(A run of records)
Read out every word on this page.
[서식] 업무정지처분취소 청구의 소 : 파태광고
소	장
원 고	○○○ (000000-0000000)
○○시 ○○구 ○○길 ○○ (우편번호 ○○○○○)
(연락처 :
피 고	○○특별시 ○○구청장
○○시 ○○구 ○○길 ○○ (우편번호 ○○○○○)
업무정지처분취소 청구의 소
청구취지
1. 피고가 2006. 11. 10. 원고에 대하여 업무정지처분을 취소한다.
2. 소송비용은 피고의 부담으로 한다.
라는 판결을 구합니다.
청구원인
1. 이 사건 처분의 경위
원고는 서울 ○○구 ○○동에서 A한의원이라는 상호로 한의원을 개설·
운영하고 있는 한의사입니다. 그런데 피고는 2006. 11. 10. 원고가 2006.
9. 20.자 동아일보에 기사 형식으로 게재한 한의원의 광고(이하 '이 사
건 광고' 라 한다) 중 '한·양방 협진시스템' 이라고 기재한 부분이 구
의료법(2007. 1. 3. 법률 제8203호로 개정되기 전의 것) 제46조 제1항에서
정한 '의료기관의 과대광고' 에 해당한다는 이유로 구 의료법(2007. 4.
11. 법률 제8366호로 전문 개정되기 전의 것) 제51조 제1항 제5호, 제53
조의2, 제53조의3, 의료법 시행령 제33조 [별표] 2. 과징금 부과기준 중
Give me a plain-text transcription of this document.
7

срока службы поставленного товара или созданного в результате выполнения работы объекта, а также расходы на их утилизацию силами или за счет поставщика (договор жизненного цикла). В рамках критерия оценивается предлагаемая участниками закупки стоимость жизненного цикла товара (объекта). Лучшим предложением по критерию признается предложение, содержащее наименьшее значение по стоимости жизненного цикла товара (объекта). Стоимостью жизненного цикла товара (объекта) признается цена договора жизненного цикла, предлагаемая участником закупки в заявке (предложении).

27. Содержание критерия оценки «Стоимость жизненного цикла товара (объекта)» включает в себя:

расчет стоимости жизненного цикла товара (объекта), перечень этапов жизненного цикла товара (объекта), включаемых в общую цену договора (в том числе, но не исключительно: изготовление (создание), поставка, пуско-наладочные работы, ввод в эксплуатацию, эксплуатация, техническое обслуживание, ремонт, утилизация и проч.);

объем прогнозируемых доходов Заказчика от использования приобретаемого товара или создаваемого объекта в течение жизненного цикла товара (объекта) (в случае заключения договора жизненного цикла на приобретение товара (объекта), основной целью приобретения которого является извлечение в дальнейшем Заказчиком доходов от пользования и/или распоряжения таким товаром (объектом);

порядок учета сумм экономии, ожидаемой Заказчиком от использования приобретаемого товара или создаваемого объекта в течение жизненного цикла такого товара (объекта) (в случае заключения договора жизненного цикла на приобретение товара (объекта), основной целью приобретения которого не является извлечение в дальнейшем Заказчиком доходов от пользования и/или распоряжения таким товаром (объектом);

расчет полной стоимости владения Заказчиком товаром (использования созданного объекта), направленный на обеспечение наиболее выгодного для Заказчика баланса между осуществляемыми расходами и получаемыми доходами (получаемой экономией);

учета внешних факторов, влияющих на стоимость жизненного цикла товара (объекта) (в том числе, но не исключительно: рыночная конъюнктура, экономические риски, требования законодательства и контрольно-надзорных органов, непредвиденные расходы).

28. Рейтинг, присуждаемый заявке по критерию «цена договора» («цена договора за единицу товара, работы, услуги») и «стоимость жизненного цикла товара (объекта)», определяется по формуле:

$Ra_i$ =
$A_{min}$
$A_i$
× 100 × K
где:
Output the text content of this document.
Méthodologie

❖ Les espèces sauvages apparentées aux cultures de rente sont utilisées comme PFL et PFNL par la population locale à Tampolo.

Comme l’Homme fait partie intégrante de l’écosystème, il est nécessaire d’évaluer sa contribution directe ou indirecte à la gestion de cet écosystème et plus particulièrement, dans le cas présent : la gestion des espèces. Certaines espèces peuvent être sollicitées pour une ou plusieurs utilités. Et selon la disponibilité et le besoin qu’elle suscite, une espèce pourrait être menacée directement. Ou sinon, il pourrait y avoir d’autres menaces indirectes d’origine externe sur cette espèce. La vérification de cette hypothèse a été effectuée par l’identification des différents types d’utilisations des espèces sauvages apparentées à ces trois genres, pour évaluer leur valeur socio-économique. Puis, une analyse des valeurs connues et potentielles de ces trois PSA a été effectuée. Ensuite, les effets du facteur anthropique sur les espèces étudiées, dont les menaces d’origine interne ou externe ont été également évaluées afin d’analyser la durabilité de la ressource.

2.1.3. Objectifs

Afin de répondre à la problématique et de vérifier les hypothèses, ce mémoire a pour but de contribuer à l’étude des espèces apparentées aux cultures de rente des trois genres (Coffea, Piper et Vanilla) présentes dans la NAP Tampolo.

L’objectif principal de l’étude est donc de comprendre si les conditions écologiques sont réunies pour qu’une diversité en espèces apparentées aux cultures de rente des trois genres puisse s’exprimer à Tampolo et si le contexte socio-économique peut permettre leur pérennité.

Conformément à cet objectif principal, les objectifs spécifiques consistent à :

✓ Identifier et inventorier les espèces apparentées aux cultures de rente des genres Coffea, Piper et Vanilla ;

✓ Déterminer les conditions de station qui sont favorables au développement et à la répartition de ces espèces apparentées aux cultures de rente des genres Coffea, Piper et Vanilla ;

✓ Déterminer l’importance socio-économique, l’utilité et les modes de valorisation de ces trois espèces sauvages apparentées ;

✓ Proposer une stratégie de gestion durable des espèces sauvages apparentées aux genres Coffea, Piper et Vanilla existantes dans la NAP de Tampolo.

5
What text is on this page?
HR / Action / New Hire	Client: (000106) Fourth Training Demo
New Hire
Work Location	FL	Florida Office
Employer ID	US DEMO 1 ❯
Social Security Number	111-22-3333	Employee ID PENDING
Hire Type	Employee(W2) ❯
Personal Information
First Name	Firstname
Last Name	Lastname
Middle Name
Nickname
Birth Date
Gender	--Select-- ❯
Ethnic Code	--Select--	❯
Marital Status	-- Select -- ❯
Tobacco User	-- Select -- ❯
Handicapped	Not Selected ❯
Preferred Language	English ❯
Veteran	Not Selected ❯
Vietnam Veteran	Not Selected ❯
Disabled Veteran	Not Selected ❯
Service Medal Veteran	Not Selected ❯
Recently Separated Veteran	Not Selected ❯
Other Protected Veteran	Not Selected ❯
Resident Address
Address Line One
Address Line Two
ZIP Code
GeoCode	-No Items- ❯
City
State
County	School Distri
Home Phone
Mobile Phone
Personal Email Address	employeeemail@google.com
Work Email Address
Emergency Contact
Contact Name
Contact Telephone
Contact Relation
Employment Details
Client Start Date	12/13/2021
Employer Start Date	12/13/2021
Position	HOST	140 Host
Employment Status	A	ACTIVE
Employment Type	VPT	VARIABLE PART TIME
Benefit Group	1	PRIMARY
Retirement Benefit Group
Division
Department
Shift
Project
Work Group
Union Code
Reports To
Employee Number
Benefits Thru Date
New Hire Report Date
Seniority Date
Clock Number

▸ **Requirement**
Check each line of the records above for the word "rente", then give the number of lines that have it, with no other words.

▸ **Exercise result**
5